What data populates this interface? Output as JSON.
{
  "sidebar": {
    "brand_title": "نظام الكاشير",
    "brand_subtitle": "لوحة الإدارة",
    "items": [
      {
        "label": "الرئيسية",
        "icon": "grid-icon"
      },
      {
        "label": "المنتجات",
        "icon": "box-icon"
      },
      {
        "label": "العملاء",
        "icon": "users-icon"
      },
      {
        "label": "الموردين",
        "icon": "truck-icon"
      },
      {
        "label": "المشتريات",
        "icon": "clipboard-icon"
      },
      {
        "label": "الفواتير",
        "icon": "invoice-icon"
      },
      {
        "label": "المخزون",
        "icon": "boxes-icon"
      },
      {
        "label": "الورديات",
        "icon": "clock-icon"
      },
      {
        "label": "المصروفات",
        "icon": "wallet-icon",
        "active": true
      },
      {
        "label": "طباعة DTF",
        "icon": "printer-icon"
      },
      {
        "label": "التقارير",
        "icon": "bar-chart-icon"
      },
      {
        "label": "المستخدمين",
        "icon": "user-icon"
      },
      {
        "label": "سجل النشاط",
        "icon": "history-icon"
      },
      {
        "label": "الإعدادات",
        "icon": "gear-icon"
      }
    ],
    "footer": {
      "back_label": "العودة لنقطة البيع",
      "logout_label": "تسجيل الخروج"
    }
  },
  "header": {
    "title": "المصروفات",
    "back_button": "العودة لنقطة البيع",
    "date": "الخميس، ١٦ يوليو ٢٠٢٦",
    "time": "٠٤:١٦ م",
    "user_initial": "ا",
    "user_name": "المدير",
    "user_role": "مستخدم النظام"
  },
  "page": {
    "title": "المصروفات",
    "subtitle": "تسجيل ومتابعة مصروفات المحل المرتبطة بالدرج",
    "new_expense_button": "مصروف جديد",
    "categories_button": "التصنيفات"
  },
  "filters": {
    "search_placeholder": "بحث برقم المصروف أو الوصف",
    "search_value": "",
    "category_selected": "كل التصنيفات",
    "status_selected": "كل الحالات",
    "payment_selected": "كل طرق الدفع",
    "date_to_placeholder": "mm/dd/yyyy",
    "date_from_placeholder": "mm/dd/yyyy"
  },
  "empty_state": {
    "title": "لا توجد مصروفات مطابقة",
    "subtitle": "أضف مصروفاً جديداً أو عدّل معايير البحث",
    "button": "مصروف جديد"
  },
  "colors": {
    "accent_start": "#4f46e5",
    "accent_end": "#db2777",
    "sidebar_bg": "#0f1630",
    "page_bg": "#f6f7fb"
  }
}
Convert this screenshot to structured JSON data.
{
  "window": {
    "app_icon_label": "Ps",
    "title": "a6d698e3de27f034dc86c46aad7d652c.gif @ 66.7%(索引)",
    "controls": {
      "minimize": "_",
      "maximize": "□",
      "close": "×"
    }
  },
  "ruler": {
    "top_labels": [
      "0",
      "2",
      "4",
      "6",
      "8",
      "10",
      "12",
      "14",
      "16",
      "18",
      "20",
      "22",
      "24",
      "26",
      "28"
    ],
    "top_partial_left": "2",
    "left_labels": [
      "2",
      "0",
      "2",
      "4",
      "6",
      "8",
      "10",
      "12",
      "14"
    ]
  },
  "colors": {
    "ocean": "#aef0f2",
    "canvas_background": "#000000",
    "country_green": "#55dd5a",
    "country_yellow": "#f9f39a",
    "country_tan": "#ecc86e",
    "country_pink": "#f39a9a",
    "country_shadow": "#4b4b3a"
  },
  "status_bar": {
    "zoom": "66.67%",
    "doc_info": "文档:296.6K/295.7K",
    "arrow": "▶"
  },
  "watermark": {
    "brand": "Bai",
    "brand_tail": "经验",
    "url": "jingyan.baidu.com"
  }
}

Exercise description -
Show every line where the string "yyyy" appears.

Result of the exercise -
    "date_to_placeholder": "mm/dd/yyyy",
    "date_from_placeholder": "mm/dd/yyyy"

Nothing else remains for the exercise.